▶ PROBLEM TO WORK ON: Whenever a line contains the string "after", copy it out of the entries.

▶ EXTRACTED ENTRIES:

★ ★ ★ ★ ★ ★ ★

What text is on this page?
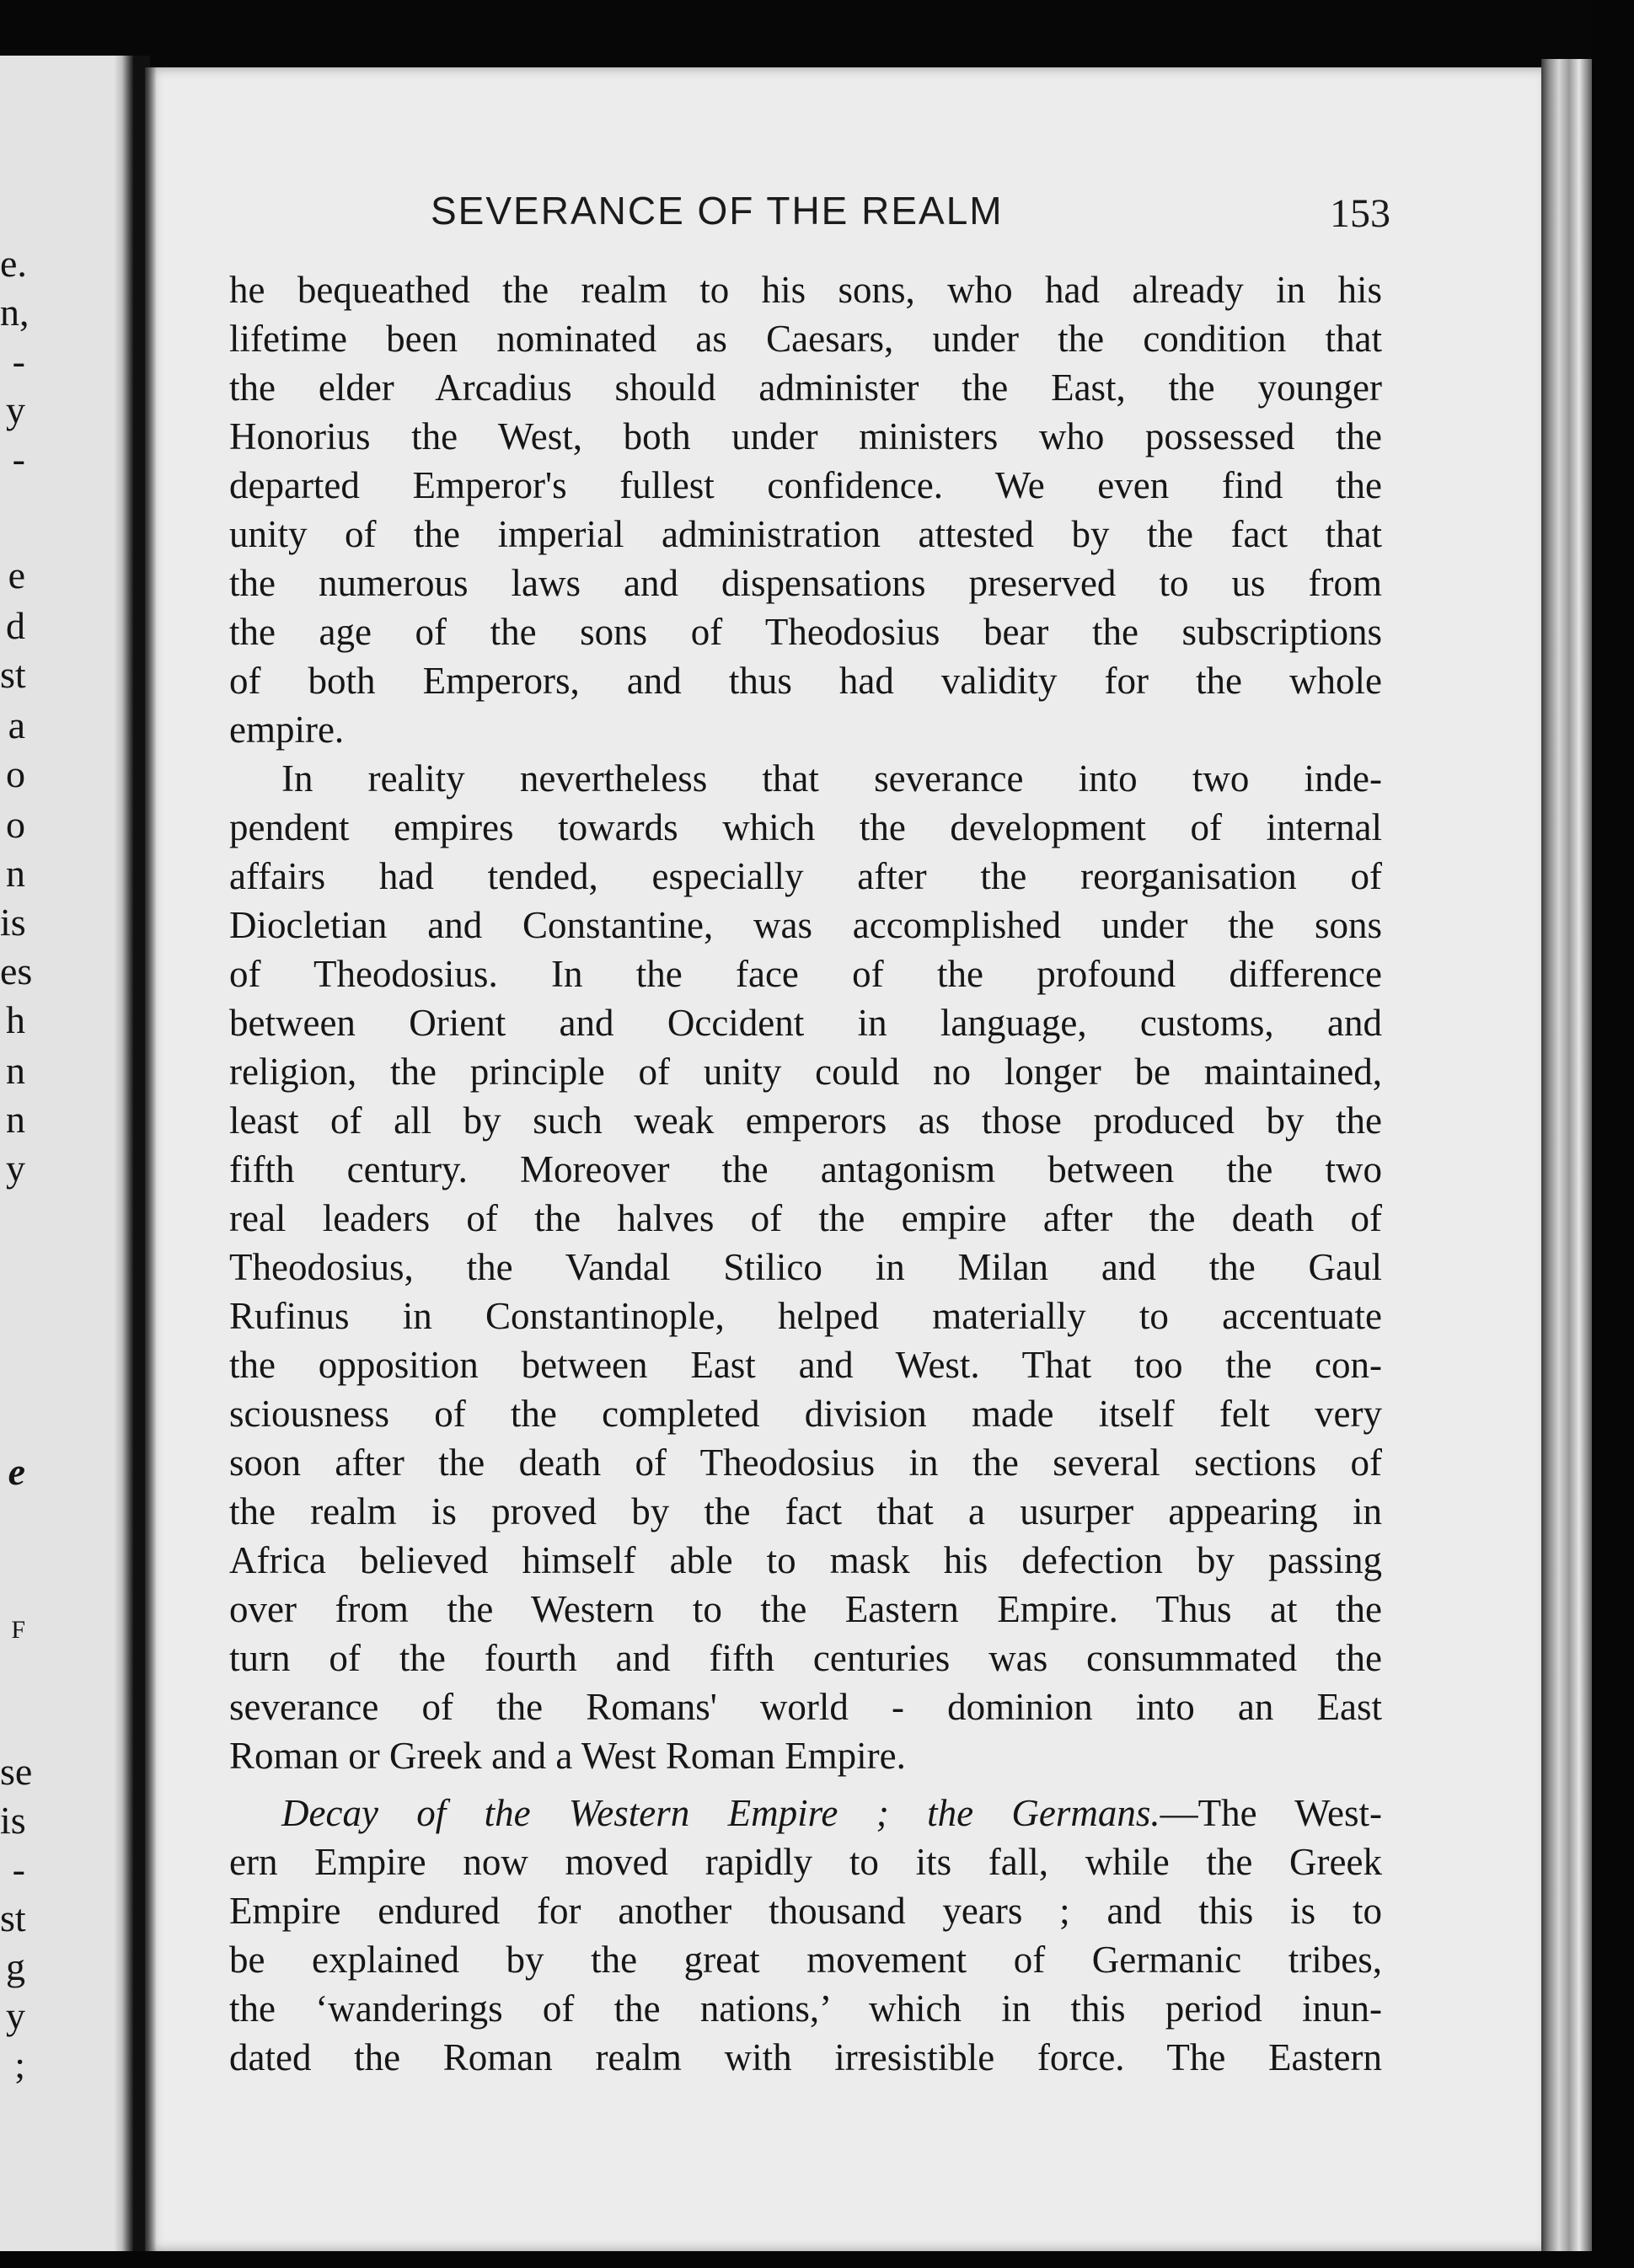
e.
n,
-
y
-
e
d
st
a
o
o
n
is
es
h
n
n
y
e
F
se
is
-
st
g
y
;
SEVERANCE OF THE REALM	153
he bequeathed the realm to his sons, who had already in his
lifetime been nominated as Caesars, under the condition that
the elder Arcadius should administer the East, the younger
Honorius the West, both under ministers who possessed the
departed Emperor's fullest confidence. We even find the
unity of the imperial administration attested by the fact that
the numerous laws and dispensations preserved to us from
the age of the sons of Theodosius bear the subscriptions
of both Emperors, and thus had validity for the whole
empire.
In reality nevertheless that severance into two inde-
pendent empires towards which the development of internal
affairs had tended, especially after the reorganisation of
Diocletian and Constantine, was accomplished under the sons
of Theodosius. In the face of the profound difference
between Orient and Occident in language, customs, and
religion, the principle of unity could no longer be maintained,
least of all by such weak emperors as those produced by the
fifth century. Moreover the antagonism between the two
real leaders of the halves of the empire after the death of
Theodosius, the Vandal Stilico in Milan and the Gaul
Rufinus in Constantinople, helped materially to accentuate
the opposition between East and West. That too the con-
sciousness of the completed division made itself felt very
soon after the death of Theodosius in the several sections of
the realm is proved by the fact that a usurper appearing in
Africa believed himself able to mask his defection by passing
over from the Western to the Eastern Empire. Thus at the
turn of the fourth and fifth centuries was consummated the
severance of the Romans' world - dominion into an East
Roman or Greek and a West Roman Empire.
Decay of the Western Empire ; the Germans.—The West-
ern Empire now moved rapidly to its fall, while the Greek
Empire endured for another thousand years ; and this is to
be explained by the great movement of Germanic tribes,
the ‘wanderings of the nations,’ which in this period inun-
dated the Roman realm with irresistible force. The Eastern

★ ★ ★ ★ ★ ★ ★

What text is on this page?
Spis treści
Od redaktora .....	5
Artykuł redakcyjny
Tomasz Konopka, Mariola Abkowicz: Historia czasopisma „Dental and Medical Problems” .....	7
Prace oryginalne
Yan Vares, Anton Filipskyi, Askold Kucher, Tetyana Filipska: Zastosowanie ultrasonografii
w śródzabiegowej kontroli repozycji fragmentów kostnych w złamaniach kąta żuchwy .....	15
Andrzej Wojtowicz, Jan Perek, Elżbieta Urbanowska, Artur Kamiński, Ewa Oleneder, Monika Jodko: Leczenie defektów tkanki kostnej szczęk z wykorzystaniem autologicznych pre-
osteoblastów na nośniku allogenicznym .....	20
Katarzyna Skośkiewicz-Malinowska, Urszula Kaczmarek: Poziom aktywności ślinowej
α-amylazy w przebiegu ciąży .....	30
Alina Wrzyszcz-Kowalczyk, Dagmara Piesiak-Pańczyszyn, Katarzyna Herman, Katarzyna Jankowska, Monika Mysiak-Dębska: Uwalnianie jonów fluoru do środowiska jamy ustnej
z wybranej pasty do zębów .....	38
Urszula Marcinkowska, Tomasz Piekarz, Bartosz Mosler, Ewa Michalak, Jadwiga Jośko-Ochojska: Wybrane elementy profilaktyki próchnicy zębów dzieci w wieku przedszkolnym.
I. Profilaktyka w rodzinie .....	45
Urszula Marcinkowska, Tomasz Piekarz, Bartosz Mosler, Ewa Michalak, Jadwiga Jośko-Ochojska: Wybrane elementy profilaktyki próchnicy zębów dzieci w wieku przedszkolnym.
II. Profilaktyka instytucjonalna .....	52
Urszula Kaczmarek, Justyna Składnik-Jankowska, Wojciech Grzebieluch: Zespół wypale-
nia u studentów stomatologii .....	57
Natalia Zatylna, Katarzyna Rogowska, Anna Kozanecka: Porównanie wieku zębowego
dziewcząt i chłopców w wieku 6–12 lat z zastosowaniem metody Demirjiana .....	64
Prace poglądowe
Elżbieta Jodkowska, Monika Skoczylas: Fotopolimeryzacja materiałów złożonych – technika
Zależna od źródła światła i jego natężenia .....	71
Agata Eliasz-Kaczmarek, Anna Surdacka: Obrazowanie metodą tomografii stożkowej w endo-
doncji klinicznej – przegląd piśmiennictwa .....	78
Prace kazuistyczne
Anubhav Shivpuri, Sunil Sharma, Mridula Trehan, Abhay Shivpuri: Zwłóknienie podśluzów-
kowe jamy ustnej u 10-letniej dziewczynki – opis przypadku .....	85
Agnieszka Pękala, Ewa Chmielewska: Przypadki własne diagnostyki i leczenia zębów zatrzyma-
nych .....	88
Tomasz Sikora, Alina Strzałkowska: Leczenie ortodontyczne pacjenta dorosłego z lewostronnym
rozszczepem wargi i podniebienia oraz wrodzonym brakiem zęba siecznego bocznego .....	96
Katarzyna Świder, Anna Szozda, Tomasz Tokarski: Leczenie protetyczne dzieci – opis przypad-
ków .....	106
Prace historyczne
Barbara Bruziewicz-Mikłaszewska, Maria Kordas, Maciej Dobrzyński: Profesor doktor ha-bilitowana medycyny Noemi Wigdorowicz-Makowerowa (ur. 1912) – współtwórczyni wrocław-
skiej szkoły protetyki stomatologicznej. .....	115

★ ★ ★ ★ ★ ★ ★

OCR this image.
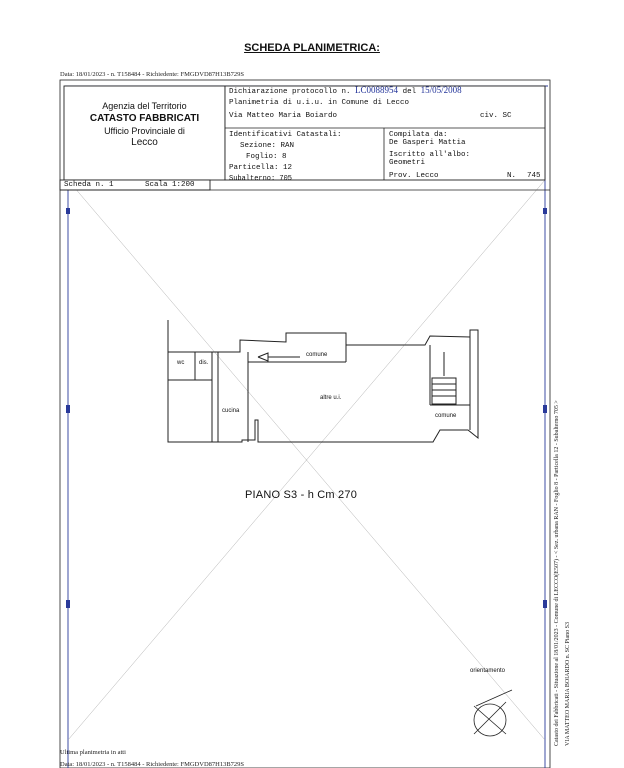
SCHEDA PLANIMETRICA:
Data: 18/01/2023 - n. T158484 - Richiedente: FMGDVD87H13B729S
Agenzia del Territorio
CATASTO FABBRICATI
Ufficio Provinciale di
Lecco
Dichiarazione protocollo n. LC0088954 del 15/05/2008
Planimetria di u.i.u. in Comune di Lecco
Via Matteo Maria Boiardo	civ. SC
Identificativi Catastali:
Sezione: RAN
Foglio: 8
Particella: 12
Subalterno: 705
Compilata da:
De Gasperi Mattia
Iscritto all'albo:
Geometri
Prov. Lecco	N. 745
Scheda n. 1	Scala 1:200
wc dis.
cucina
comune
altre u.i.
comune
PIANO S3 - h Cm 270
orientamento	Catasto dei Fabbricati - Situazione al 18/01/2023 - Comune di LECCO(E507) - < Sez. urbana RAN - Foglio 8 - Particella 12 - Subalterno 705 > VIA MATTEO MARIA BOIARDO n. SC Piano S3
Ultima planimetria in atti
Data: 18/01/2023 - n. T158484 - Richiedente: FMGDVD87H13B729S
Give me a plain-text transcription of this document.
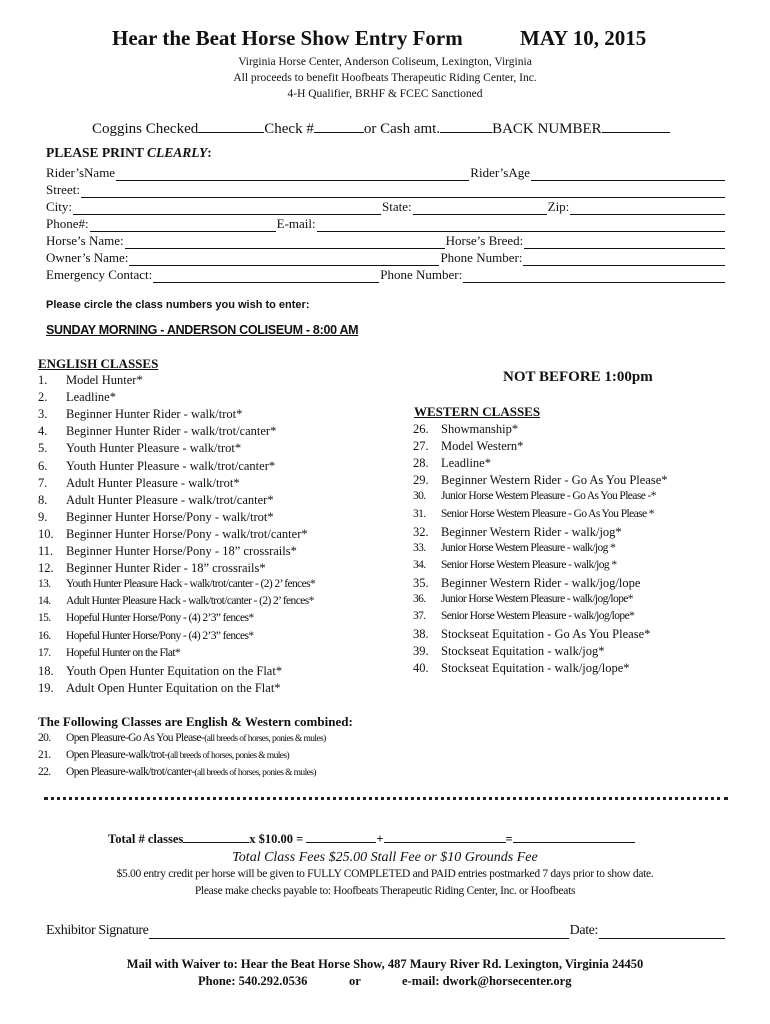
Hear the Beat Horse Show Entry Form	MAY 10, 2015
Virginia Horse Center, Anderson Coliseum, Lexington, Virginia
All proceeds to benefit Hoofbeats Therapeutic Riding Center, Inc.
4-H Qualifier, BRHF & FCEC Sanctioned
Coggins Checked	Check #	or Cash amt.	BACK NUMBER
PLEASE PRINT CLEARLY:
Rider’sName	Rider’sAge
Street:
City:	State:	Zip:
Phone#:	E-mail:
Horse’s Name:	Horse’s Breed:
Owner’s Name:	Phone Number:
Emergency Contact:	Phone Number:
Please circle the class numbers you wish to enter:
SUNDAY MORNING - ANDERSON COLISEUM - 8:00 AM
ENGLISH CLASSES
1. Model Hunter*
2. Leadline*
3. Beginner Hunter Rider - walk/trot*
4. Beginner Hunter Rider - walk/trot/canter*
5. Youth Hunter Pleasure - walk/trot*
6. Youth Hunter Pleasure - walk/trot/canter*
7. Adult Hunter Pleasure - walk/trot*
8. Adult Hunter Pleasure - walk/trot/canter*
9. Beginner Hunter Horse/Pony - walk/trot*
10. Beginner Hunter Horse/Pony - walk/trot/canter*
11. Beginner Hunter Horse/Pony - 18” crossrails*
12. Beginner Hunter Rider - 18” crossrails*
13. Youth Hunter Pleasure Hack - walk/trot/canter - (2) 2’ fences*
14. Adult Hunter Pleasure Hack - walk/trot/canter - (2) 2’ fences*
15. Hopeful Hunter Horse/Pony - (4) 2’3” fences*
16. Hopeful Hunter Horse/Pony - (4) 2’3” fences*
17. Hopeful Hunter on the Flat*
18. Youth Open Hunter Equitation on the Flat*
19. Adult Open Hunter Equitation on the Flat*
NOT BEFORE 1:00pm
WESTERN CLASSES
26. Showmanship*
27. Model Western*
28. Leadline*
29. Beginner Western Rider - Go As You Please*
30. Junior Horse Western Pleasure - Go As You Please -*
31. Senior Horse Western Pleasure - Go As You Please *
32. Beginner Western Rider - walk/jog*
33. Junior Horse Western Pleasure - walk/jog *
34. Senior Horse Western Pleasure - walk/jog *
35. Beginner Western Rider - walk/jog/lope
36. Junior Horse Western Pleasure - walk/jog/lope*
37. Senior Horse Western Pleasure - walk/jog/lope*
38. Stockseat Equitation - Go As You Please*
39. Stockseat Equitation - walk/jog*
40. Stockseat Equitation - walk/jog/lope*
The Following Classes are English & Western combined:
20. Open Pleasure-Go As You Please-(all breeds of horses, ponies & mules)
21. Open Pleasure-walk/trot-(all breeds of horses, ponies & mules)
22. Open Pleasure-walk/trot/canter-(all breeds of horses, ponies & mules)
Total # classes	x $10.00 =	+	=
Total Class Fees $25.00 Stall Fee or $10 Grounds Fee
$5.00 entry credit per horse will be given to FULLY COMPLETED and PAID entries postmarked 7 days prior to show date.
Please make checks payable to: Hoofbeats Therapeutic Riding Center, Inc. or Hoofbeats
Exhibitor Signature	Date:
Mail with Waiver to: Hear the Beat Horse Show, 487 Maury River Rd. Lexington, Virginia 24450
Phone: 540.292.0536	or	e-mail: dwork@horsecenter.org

★ ★ ★ ★ ★ ★ ★

▶ ANSWER IN FULL:
affairs had tended, especially after the reorganisation of
real leaders of the halves of the empire after the death of
soon after the death of Theodosius in the several sections of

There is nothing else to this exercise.